**EXERCISE PASSAGE**
We display the potential of eeSNV as heterogeneity markers via pseudo-time reconstruction and heatmap, using Kim dataset (Fig. 6a, b). We built a Minimum Spanning Tree, similarly to the Monocle algorithm39, to reconstruct the pseudo-time ordering of the single cells. The graphs beautifully capture the continuity among cells, from the primary to metastasized tumors (Fig. 6a). Moreover, it highlights ramifications inside each of the subgroups, demonstrating the intra-group heterogeneity. On the contrary, pseudo-time reconstruction using GE showed much less complexity and more singularity (Supplementary Figure 7). As a confirmation, hierarchical clustering of eeSNV heatmp also shows almost perfect separation of the three subgroups (Fig. 6b). Next, we used our method to identify eeSNVs specific to each single-cell subgroup and ranked the genes according to these eeSNVs. We compared the characteristics of the metastasis cells to primary tumor cells. Two top-ranked genes identified by the method, CD44 (1st) and LPP (2nd), are known to promote cancer cell dissemination and metastasis growth after genomic alteration40,41,42,43 (Supplementary Data 2). Other top-ranked genes related to metastasis are also identified, including LAMPC2 (7th), HSP90B1 (14th), MET (44th), and FN1 (52th). As expected, Pathways in Cancer are the top-ranked pathway enriched with mutations (Fig. 6b). Additionally, Focal Adhesion, and Endocytosis pathways are among the other significantly mutated pathways, providing new insights on the mechanistic difference between primary and metastasized RCC tumors (Fig. 6c).

**WHAT YOU NEED TO DO**
Reproduce the passage on eeSNV heterogeneity markers in full, character for character.

Document understanding data:
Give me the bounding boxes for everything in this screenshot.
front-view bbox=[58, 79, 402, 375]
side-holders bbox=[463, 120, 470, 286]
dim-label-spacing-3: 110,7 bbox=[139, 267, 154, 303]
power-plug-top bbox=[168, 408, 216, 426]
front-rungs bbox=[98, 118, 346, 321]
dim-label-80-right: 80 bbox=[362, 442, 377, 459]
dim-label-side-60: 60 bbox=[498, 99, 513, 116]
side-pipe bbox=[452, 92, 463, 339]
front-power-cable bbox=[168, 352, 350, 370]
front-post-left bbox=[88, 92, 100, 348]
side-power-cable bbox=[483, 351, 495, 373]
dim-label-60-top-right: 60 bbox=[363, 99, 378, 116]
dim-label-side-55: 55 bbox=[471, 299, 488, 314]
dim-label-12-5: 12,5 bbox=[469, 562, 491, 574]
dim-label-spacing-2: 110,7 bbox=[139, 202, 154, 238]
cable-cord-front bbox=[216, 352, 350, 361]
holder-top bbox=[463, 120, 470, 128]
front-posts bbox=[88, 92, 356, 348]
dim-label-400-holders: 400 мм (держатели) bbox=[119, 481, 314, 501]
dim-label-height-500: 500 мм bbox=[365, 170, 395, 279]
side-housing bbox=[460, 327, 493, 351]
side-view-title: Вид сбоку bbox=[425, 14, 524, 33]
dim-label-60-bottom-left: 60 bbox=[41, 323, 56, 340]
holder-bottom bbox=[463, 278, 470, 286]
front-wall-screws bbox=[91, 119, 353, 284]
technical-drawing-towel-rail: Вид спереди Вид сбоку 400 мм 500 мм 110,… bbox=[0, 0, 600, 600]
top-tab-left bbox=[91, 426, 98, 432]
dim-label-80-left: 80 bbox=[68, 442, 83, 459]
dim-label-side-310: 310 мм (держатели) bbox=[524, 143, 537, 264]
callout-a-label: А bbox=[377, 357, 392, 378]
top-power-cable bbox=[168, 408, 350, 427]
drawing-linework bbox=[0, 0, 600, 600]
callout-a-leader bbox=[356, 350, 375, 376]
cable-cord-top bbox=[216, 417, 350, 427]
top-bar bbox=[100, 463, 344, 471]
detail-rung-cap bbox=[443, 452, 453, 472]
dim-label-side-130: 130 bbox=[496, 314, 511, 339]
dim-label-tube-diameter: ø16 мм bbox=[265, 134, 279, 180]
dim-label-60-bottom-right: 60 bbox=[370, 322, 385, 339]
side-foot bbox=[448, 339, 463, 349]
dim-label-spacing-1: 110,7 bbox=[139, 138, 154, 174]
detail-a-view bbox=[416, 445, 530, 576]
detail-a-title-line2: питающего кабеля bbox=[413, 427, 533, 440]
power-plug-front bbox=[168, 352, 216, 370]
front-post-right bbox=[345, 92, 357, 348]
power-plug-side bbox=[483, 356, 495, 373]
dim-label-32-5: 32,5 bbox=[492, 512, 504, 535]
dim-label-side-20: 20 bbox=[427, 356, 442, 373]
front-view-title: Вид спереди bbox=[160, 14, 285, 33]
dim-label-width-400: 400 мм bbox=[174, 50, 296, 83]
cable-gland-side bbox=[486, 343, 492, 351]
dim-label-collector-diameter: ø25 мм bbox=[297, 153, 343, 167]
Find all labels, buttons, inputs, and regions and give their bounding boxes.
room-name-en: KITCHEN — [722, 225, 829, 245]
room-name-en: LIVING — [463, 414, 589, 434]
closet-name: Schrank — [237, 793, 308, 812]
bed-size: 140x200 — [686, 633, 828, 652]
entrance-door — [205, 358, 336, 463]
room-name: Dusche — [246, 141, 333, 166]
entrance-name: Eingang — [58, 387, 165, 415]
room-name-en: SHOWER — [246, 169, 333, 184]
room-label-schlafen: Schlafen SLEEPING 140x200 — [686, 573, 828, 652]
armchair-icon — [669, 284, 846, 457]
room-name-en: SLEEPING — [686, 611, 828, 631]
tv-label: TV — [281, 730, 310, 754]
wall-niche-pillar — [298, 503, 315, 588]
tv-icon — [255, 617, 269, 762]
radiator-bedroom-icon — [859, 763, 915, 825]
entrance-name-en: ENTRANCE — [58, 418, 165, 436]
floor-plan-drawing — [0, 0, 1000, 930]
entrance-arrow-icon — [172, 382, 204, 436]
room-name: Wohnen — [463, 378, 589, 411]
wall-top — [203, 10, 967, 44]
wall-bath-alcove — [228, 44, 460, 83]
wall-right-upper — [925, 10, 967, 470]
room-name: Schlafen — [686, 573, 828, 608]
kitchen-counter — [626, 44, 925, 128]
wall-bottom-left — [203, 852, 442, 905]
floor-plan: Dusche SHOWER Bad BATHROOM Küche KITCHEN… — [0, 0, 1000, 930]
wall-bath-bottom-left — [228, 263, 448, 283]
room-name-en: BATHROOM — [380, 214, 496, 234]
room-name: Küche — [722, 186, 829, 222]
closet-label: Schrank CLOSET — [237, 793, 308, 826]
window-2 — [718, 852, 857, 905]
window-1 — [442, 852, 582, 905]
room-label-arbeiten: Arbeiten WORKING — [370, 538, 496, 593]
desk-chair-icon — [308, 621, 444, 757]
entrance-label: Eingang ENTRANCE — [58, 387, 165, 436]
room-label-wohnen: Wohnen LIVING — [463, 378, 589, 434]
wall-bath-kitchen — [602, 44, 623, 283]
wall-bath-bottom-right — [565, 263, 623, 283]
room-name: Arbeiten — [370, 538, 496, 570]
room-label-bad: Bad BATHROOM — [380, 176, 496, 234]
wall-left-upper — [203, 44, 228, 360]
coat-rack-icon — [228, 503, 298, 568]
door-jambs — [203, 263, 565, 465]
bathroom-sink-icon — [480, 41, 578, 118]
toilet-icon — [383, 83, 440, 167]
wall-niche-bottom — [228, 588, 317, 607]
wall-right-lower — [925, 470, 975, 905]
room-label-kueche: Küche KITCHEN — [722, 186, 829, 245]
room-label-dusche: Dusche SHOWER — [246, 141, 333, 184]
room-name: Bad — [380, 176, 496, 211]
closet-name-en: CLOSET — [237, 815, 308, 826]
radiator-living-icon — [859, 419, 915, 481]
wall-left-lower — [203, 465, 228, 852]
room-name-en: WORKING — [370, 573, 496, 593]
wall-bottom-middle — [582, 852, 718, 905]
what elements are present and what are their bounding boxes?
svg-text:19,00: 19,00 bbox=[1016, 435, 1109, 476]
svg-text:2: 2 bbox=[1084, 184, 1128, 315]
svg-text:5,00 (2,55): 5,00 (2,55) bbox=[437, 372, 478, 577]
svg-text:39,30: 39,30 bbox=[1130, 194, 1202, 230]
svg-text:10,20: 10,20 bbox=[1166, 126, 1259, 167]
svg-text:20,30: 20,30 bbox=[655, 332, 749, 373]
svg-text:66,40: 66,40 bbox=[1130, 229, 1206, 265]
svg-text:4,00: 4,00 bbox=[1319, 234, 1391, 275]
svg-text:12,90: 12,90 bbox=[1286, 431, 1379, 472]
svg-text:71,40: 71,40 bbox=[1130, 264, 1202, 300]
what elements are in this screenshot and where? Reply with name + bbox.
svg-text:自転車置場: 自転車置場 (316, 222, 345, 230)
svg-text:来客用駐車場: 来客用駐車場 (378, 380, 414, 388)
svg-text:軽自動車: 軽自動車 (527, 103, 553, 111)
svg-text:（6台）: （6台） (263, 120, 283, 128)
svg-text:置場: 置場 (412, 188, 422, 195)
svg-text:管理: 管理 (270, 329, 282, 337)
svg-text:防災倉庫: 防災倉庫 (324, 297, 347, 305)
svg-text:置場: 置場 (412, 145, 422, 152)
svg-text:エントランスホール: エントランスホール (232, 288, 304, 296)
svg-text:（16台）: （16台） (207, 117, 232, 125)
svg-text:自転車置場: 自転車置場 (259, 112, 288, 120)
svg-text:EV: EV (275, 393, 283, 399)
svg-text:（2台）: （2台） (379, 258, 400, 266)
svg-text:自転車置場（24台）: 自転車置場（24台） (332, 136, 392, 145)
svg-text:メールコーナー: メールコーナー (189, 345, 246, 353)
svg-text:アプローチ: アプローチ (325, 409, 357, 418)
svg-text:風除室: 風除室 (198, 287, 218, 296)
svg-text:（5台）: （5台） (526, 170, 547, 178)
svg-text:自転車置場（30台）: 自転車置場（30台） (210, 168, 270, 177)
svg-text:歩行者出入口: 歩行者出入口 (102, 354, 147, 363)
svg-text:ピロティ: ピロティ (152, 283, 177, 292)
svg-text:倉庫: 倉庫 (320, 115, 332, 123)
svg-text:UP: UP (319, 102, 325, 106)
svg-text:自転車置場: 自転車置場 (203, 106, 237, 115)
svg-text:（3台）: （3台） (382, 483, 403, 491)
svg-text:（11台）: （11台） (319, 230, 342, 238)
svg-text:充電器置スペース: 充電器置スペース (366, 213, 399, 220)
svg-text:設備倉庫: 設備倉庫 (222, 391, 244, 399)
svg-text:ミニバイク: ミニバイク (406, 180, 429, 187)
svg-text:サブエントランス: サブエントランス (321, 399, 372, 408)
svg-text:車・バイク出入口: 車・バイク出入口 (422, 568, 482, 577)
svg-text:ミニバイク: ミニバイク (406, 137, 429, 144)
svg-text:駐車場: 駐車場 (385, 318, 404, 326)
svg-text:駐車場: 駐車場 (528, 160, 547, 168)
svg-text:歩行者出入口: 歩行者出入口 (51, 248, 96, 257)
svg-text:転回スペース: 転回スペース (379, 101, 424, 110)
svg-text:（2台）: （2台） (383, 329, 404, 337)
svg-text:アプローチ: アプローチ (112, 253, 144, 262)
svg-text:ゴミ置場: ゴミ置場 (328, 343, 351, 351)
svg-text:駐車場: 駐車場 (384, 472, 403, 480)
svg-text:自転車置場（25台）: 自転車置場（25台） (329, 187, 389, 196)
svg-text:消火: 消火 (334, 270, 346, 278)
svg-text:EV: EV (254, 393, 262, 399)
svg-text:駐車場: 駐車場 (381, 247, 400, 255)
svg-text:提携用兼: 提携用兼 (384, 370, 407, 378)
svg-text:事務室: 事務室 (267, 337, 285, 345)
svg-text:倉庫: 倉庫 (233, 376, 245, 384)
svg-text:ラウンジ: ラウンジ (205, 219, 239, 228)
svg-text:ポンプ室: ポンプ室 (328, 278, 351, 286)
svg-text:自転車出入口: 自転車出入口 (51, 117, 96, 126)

**EXERCISE RESPONSE**
We display the potential of eeSNV as heterogeneity markers via pseudo-time reconstruction and heatmap, using Kim dataset (Fig. 6a, b). We built a Minimum Spanning Tree, similarly to the Monocle algorithm39, to reconstruct the pseudo-time ordering of the single cells. The graphs beautifully capture the continuity among cells, from the primary to metastasized tumors (Fig. 6a). Moreover, it highlights ramifications inside each of the subgroups, demonstrating the intra-group heterogeneity. On the contrary, pseudo-time reconstruction using GE showed much less complexity and more singularity (Supplementary Figure 7). As a confirmation, hierarchical clustering of eeSNV heatmp also shows almost perfect separation of the three subgroups (Fig. 6b). Next, we used our method to identify eeSNVs specific to each single-cell subgroup and ranked the genes according to these eeSNVs. We compared the characteristics of the metastasis cells to primary tumor cells. Two top-ranked genes identified by the method, CD44 (1st) and LPP (2nd), are known to promote cancer cell dissemination and metastasis growth after genomic alteration40,41,42,43 (Supplementary Data 2). Other top-ranked genes related to metastasis are also identified, including LAMPC2 (7th), HSP90B1 (14th), MET (44th), and FN1 (52th). As expected, Pathways in Cancer are the top-ranked pathway enriched with mutations (Fig. 6b). Additionally, Focal Adhesion, and Endocytosis pathways are among the other significantly mutated pathways, providing new insights on the mechanistic difference between primary and metastasized RCC tumors (Fig. 6c).